▸ **Directions for this task**
Go through the listing below and gather every line with the word "JSON".

◇ ◇ ◇ ◇

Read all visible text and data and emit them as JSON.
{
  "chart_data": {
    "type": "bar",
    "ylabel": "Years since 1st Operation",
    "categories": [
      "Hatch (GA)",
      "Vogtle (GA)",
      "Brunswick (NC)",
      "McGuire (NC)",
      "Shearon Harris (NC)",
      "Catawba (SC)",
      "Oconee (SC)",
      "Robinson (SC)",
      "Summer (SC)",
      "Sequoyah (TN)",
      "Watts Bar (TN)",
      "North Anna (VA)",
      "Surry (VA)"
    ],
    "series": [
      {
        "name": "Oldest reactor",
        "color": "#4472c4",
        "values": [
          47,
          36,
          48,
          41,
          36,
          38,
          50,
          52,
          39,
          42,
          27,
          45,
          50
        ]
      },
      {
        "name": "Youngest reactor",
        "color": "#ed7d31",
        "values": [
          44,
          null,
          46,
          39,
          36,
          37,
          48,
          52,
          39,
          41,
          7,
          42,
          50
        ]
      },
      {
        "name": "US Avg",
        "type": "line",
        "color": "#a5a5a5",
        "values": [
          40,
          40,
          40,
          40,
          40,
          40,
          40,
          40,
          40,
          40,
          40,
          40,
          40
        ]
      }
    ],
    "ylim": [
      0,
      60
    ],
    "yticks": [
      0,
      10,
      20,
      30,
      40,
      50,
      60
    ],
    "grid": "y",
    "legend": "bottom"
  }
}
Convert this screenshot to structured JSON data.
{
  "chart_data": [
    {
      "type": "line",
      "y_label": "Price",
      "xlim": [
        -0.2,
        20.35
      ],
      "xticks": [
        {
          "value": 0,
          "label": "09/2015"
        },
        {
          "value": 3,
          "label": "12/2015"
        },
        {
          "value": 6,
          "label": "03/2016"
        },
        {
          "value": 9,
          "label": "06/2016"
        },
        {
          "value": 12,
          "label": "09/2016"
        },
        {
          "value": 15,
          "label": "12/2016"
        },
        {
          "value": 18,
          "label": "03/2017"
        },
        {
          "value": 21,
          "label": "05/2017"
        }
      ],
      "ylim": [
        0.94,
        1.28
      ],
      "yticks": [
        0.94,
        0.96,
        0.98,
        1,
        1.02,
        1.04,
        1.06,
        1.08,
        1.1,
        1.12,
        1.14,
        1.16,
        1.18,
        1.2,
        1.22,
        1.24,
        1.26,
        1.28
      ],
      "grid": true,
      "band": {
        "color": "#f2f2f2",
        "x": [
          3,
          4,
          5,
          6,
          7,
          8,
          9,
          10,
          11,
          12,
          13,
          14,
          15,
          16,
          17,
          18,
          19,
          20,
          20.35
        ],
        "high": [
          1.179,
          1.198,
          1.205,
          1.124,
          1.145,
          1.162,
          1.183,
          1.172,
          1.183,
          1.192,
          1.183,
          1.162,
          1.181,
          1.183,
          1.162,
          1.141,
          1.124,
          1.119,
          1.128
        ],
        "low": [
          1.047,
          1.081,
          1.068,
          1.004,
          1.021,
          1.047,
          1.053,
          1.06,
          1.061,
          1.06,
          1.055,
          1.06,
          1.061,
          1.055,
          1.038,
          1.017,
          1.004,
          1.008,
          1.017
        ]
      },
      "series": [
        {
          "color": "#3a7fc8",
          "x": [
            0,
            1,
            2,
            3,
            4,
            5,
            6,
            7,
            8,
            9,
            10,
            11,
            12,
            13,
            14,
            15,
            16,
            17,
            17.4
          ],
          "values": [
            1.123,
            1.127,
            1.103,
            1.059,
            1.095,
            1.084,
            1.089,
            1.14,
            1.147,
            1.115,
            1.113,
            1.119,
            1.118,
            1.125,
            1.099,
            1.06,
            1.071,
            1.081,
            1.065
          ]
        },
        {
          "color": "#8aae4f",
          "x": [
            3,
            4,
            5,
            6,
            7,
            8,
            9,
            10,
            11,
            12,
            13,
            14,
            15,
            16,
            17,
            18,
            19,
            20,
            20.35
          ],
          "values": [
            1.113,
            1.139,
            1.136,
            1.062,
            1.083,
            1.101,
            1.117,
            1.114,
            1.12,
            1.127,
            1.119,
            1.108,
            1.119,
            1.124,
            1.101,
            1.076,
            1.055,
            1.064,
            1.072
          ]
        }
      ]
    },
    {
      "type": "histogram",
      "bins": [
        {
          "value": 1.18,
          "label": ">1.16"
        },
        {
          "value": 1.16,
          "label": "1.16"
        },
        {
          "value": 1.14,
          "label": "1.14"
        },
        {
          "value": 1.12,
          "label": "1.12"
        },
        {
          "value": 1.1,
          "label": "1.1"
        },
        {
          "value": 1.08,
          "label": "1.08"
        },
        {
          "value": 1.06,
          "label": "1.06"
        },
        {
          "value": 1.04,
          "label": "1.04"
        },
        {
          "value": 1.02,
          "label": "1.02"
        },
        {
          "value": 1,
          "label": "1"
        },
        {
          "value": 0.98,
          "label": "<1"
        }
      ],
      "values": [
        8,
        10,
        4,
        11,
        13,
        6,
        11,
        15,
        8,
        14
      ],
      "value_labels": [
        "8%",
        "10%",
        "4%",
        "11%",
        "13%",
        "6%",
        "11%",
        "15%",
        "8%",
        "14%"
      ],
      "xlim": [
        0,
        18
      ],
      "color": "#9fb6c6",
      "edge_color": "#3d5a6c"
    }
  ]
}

◇ ◇ ◇ ◇

▸ **Task solution**
Read all visible text and data and emit them as JSON.
Convert this screenshot to structured JSON data.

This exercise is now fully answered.